» **Problem to solve**
Produce the listing below again, exactly as shown.

» **The records**
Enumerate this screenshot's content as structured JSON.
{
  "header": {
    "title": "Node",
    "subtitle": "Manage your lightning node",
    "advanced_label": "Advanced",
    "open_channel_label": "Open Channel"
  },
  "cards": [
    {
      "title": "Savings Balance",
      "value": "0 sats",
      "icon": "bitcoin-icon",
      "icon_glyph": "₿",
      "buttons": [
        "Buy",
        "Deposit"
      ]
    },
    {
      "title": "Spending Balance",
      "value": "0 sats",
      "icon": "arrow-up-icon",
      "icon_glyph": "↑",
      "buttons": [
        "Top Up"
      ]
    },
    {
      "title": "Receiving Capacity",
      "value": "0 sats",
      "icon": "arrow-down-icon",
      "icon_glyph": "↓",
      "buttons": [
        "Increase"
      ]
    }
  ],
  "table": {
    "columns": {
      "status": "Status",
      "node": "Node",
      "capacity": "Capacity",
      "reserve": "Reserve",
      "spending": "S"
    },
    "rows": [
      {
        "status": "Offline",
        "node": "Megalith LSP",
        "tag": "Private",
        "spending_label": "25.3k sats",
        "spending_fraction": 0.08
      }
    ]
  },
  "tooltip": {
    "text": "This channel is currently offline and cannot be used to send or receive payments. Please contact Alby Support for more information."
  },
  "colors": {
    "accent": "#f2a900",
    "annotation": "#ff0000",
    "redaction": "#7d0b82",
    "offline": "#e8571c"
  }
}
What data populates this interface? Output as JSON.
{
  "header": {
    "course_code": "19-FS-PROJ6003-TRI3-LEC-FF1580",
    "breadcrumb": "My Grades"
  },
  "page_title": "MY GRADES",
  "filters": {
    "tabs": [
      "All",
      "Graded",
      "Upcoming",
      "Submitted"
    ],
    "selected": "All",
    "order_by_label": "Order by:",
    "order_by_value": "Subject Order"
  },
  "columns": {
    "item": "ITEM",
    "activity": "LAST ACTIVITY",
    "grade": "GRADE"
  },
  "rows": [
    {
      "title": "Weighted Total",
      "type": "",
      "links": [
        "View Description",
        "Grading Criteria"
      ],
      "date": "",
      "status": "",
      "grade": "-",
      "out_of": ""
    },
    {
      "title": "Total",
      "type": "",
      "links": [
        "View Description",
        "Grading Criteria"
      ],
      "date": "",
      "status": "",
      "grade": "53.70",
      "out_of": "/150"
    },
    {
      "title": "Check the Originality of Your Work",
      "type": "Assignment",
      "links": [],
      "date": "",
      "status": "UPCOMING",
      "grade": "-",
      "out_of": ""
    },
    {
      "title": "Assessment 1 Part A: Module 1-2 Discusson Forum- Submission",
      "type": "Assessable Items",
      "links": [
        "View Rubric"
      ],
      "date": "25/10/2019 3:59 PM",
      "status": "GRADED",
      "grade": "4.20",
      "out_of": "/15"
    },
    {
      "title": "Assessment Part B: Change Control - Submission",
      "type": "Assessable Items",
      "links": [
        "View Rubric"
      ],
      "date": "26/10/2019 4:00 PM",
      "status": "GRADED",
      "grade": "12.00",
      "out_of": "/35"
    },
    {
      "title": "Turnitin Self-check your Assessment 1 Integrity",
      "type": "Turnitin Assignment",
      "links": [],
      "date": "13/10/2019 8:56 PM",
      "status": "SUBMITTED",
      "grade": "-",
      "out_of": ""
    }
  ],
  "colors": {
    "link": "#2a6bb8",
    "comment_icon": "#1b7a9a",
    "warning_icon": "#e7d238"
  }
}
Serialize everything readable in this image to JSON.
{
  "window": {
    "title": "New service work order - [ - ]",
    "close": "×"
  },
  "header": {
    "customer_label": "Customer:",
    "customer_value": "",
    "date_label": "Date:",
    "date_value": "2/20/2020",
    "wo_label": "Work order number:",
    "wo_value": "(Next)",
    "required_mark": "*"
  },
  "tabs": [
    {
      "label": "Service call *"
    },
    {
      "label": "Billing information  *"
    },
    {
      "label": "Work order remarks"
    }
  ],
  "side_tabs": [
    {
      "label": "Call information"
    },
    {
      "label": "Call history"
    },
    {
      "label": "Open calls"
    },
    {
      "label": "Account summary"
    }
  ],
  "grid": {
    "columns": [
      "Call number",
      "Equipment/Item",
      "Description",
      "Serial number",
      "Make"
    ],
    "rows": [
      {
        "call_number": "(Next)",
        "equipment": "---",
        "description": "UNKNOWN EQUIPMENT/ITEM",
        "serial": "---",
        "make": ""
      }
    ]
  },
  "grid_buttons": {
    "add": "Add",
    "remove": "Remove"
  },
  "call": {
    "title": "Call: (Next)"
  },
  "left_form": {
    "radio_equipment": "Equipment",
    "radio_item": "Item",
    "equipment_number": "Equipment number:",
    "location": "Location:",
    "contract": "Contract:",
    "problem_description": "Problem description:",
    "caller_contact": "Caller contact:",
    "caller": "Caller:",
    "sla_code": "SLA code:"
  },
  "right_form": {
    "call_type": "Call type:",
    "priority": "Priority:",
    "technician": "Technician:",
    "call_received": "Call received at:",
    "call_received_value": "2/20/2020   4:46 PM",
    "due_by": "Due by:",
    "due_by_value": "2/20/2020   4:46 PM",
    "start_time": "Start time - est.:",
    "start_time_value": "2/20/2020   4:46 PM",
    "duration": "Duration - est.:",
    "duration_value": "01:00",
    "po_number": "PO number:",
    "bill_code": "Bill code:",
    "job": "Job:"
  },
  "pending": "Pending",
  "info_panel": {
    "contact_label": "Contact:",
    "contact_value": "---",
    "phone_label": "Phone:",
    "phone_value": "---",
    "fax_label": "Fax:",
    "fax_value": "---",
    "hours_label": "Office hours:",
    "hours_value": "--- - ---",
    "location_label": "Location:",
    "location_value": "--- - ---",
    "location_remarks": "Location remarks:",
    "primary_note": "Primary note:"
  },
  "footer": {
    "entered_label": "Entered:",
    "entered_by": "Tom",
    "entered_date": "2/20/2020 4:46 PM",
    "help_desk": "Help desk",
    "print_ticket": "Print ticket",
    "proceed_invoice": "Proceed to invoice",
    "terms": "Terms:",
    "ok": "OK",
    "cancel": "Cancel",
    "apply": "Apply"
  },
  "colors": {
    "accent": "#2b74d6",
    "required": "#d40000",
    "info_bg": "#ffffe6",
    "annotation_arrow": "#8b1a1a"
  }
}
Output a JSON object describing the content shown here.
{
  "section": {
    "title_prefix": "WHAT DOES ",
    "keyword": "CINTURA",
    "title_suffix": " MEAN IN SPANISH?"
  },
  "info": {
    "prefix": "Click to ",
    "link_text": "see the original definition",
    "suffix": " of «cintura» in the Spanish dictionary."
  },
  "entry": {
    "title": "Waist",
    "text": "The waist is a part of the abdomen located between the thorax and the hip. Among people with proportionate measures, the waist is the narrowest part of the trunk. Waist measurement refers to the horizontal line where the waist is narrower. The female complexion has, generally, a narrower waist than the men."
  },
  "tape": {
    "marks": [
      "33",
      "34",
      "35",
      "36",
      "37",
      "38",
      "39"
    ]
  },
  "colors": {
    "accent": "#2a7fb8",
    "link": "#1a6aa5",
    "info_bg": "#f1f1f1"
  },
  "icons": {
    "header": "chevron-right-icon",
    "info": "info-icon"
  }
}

» **Full output**
Enumerate this screenshot's content as structured JSON.
{
  "header": {
    "title": "Node",
    "subtitle": "Manage your lightning node",
    "advanced_label": "Advanced",
    "open_channel_label": "Open Channel"
  },
  "cards": [
    {
      "title": "Savings Balance",
      "value": "0 sats",
      "icon": "bitcoin-icon",
      "icon_glyph": "₿",
      "buttons": [
        "Buy",
        "Deposit"
      ]
    },
    {
      "title": "Spending Balance",
      "value": "0 sats",
      "icon": "arrow-up-icon",
      "icon_glyph": "↑",
      "buttons": [
        "Top Up"
      ]
    },
    {
      "title": "Receiving Capacity",
      "value": "0 sats",
      "icon": "arrow-down-icon",
      "icon_glyph": "↓",
      "buttons": [
        "Increase"
      ]
    }
  ],
  "table": {
    "columns": {
      "status": "Status",
      "node": "Node",
      "capacity": "Capacity",
      "reserve": "Reserve",
      "spending": "S"
    },
    "rows": [
      {
        "status": "Offline",
        "node": "Megalith LSP",
        "tag": "Private",
        "spending_label": "25.3k sats",
        "spending_fraction": 0.08
      }
    ]
  },
  "tooltip": {
    "text": "This channel is currently offline and cannot be used to send or receive payments. Please contact Alby Support for more information."
  },
  "colors": {
    "accent": "#f2a900",
    "annotation": "#ff0000",
    "redaction": "#7d0b82",
    "offline": "#e8571c"
  }
}
What data populates this interface? Output as JSON.
{
  "header": {
    "course_code": "19-FS-PROJ6003-TRI3-LEC-FF1580",
    "breadcrumb": "My Grades"
  },
  "page_title": "MY GRADES",
  "filters": {
    "tabs": [
      "All",
      "Graded",
      "Upcoming",
      "Submitted"
    ],
    "selected": "All",
    "order_by_label": "Order by:",
    "order_by_value": "Subject Order"
  },
  "columns": {
    "item": "ITEM",
    "activity": "LAST ACTIVITY",
    "grade": "GRADE"
  },
  "rows": [
    {
      "title": "Weighted Total",
      "type": "",
      "links": [
        "View Description",
        "Grading Criteria"
      ],
      "date": "",
      "status": "",
      "grade": "-",
      "out_of": ""
    },
    {
      "title": "Total",
      "type": "",
      "links": [
        "View Description",
        "Grading Criteria"
      ],
      "date": "",
      "status": "",
      "grade": "53.70",
      "out_of": "/150"
    },
    {
      "title": "Check the Originality of Your Work",
      "type": "Assignment",
      "links": [],
      "date": "",
      "status": "UPCOMING",
      "grade": "-",
      "out_of": ""
    },
    {
      "title": "Assessment 1 Part A: Module 1-2 Discusson Forum- Submission",
      "type": "Assessable Items",
      "links": [
        "View Rubric"
      ],
      "date": "25/10/2019 3:59 PM",
      "status": "GRADED",
      "grade": "4.20",
      "out_of": "/15"
    },
    {
      "title": "Assessment Part B: Change Control - Submission",
      "type": "Assessable Items",
      "links": [
        "View Rubric"
      ],
      "date": "26/10/2019 4:00 PM",
      "status": "GRADED",
      "grade": "12.00",
      "out_of": "/35"
    },
    {
      "title": "Turnitin Self-check your Assessment 1 Integrity",
      "type": "Turnitin Assignment",
      "links": [],
      "date": "13/10/2019 8:56 PM",
      "status": "SUBMITTED",
      "grade": "-",
      "out_of": ""
    }
  ],
  "colors": {
    "link": "#2a6bb8",
    "comment_icon": "#1b7a9a",
    "warning_icon": "#e7d238"
  }
}
Serialize everything readable in this image to JSON.
{
  "window": {
    "title": "New service work order - [ - ]",
    "close": "×"
  },
  "header": {
    "customer_label": "Customer:",
    "customer_value": "",
    "date_label": "Date:",
    "date_value": "2/20/2020",
    "wo_label": "Work order number:",
    "wo_value": "(Next)",
    "required_mark": "*"
  },
  "tabs": [
    {
      "label": "Service call *"
    },
    {
      "label": "Billing information  *"
    },
    {
      "label": "Work order remarks"
    }
  ],
  "side_tabs": [
    {
      "label": "Call information"
    },
    {
      "label": "Call history"
    },
    {
      "label": "Open calls"
    },
    {
      "label": "Account summary"
    }
  ],
  "grid": {
    "columns": [
      "Call number",
      "Equipment/Item",
      "Description",
      "Serial number",
      "Make"
    ],
    "rows": [
      {
        "call_number": "(Next)",
        "equipment": "---",
        "description": "UNKNOWN EQUIPMENT/ITEM",
        "serial": "---",
        "make": ""
      }
    ]
  },
  "grid_buttons": {
    "add": "Add",
    "remove": "Remove"
  },
  "call": {
    "title": "Call: (Next)"
  },
  "left_form": {
    "radio_equipment": "Equipment",
    "radio_item": "Item",
    "equipment_number": "Equipment number:",
    "location": "Location:",
    "contract": "Contract:",
    "problem_description": "Problem description:",
    "caller_contact": "Caller contact:",
    "caller": "Caller:",
    "sla_code": "SLA code:"
  },
  "right_form": {
    "call_type": "Call type:",
    "priority": "Priority:",
    "technician": "Technician:",
    "call_received": "Call received at:",
    "call_received_value": "2/20/2020   4:46 PM",
    "due_by": "Due by:",
    "due_by_value": "2/20/2020   4:46 PM",
    "start_time": "Start time - est.:",
    "start_time_value": "2/20/2020   4:46 PM",
    "duration": "Duration - est.:",
    "duration_value": "01:00",
    "po_number": "PO number:",
    "bill_code": "Bill code:",
    "job": "Job:"
  },
  "pending": "Pending",
  "info_panel": {
    "contact_label": "Contact:",
    "contact_value": "---",
    "phone_label": "Phone:",
    "phone_value": "---",
    "fax_label": "Fax:",
    "fax_value": "---",
    "hours_label": "Office hours:",
    "hours_value": "--- - ---",
    "location_label": "Location:",
    "location_value": "--- - ---",
    "location_remarks": "Location remarks:",
    "primary_note": "Primary note:"
  },
  "footer": {
    "entered_label": "Entered:",
    "entered_by": "Tom",
    "entered_date": "2/20/2020 4:46 PM",
    "help_desk": "Help desk",
    "print_ticket": "Print ticket",
    "proceed_invoice": "Proceed to invoice",
    "terms": "Terms:",
    "ok": "OK",
    "cancel": "Cancel",
    "apply": "Apply"
  },
  "colors": {
    "accent": "#2b74d6",
    "required": "#d40000",
    "info_bg": "#ffffe6",
    "annotation_arrow": "#8b1a1a"
  }
}
Output a JSON object describing the content shown here.
{
  "section": {
    "title_prefix": "WHAT DOES ",
    "keyword": "CINTURA",
    "title_suffix": " MEAN IN SPANISH?"
  },
  "info": {
    "prefix": "Click to ",
    "link_text": "see the original definition",
    "suffix": " of «cintura» in the Spanish dictionary."
  },
  "entry": {
    "title": "Waist",
    "text": "The waist is a part of the abdomen located between the thorax and the hip. Among people with proportionate measures, the waist is the narrowest part of the trunk. Waist measurement refers to the horizontal line where the waist is narrower. The female complexion has, generally, a narrower waist than the men."
  },
  "tape": {
    "marks": [
      "33",
      "34",
      "35",
      "36",
      "37",
      "38",
      "39"
    ]
  },
  "colors": {
    "accent": "#2a7fb8",
    "link": "#1a6aa5",
    "info_bg": "#f1f1f1"
  },
  "icons": {
    "header": "chevron-right-icon",
    "info": "info-icon"
  }
}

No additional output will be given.